**Required task**
Where a line holds the word "this", copy that line.

[Figure contents as structured data]
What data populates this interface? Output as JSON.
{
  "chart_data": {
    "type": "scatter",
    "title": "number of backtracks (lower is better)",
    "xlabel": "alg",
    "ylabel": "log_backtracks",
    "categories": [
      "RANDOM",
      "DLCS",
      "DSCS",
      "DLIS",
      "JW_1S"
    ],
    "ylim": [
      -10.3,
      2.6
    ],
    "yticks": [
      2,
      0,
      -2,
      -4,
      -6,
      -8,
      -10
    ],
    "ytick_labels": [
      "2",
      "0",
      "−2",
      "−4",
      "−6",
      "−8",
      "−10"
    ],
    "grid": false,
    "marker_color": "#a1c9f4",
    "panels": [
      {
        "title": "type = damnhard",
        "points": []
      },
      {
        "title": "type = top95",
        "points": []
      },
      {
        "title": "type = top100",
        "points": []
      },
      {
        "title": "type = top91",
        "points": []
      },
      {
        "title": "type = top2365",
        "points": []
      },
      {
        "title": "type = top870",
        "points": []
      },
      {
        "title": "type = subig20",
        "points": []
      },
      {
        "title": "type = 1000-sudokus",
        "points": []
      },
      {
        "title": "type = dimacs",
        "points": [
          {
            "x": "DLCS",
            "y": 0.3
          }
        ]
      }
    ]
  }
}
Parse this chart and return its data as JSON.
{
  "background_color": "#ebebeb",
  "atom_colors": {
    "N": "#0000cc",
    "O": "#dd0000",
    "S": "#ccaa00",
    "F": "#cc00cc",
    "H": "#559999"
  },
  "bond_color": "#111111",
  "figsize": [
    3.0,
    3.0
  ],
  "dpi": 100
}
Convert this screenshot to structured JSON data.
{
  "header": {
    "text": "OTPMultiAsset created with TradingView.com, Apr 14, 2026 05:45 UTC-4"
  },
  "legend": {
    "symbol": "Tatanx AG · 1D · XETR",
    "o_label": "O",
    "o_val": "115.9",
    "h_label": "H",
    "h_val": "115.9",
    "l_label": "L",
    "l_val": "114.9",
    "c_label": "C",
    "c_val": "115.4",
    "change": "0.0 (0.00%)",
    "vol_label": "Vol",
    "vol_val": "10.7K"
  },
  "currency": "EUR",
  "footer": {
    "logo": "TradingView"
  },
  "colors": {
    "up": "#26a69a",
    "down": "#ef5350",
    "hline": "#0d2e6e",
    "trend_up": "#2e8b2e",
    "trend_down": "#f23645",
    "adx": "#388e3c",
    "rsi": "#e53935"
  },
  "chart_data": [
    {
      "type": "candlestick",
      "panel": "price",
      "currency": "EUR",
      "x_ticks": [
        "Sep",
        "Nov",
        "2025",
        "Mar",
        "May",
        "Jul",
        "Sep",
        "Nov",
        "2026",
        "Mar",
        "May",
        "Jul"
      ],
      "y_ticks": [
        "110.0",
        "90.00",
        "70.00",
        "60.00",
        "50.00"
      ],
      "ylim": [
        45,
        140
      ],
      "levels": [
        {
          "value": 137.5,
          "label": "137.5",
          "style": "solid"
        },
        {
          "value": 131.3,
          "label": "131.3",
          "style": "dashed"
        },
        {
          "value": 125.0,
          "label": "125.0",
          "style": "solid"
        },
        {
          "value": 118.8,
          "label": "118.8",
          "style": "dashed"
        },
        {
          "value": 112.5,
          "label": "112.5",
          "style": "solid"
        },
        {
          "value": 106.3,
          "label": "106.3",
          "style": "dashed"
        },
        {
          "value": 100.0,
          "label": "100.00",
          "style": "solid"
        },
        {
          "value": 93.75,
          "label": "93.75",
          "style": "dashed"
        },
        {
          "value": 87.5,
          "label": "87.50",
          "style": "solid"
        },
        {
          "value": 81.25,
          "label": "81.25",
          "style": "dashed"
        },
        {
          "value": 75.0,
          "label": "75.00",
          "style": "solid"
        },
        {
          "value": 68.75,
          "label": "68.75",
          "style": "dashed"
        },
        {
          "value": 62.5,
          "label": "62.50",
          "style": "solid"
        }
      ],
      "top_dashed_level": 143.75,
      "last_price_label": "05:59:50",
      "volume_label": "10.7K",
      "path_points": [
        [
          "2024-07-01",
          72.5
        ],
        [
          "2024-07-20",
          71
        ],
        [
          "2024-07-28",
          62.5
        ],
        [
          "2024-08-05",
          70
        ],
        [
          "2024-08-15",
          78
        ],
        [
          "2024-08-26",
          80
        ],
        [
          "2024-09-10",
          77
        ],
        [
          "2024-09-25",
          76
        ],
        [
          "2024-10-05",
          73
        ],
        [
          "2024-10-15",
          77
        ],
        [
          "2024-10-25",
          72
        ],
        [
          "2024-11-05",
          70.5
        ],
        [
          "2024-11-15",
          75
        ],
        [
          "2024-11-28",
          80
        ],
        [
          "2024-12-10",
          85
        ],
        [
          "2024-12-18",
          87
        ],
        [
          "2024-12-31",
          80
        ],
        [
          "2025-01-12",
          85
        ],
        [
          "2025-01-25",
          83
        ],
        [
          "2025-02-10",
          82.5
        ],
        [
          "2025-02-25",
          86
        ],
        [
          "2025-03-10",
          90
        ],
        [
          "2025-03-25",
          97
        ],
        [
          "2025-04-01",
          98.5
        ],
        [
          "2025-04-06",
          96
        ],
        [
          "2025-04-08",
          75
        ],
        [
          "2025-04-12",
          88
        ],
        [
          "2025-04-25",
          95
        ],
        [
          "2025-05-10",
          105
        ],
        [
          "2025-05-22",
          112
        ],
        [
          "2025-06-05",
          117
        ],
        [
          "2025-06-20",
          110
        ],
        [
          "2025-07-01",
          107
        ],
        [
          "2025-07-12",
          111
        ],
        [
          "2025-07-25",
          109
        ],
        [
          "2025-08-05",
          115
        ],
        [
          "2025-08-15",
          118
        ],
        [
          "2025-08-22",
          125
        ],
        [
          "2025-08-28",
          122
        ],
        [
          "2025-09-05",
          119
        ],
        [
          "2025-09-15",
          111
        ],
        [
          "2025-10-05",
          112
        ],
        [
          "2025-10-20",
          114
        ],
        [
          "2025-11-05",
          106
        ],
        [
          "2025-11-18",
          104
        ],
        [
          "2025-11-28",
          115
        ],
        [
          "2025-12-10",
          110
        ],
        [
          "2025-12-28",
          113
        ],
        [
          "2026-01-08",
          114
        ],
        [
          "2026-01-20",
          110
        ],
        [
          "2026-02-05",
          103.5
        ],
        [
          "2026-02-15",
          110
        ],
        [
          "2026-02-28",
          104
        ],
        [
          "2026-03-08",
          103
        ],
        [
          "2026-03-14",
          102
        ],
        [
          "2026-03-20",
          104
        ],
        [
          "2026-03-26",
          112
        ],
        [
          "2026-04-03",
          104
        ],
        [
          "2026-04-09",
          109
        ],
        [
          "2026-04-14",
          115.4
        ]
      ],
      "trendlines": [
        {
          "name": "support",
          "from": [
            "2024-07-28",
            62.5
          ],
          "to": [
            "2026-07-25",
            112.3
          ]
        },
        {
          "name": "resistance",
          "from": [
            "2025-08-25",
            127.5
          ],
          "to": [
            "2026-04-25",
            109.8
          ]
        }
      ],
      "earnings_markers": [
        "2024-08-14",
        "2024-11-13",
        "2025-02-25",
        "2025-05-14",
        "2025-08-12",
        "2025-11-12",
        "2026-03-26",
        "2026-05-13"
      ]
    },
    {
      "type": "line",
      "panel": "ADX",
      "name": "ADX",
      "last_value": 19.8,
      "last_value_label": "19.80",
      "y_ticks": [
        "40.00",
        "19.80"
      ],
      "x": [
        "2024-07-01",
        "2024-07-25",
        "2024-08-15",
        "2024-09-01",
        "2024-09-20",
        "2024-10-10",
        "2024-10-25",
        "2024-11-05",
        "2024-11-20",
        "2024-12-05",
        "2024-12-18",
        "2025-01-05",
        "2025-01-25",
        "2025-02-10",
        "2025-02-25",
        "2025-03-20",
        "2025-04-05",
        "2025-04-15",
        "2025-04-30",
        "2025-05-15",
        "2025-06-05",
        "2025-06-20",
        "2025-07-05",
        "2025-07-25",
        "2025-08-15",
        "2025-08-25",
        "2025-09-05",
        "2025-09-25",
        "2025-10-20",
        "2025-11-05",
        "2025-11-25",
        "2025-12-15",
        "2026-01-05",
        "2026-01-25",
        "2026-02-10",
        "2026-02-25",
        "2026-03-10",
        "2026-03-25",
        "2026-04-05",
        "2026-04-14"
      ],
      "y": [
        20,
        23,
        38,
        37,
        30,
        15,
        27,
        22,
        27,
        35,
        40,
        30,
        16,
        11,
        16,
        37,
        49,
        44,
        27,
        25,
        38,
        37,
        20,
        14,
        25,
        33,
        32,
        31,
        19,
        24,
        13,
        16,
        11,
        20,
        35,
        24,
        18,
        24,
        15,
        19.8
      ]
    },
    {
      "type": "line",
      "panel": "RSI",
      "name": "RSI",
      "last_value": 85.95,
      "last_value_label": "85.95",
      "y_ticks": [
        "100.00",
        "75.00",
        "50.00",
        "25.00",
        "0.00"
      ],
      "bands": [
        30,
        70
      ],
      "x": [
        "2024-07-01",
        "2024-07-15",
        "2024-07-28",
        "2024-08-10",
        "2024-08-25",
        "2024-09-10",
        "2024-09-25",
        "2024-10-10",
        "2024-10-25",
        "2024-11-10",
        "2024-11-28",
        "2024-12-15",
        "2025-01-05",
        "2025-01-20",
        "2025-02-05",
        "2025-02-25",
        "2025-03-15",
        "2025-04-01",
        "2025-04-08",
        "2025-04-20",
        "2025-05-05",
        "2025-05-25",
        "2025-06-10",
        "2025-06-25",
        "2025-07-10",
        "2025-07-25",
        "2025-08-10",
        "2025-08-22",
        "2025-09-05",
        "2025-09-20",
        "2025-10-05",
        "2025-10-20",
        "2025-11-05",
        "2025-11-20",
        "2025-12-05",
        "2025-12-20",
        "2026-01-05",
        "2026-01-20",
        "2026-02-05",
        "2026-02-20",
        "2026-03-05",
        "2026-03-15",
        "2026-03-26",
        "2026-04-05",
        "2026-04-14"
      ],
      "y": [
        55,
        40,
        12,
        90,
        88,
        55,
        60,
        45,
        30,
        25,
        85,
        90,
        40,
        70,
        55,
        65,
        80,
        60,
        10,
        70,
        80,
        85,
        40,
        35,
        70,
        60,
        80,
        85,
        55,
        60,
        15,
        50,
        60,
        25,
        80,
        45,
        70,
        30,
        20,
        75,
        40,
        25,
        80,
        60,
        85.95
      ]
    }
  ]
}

**Final result**
What data populates this interface? Output as JSON.
Parse this chart and return its data as JSON.
Convert this screenshot to structured JSON data.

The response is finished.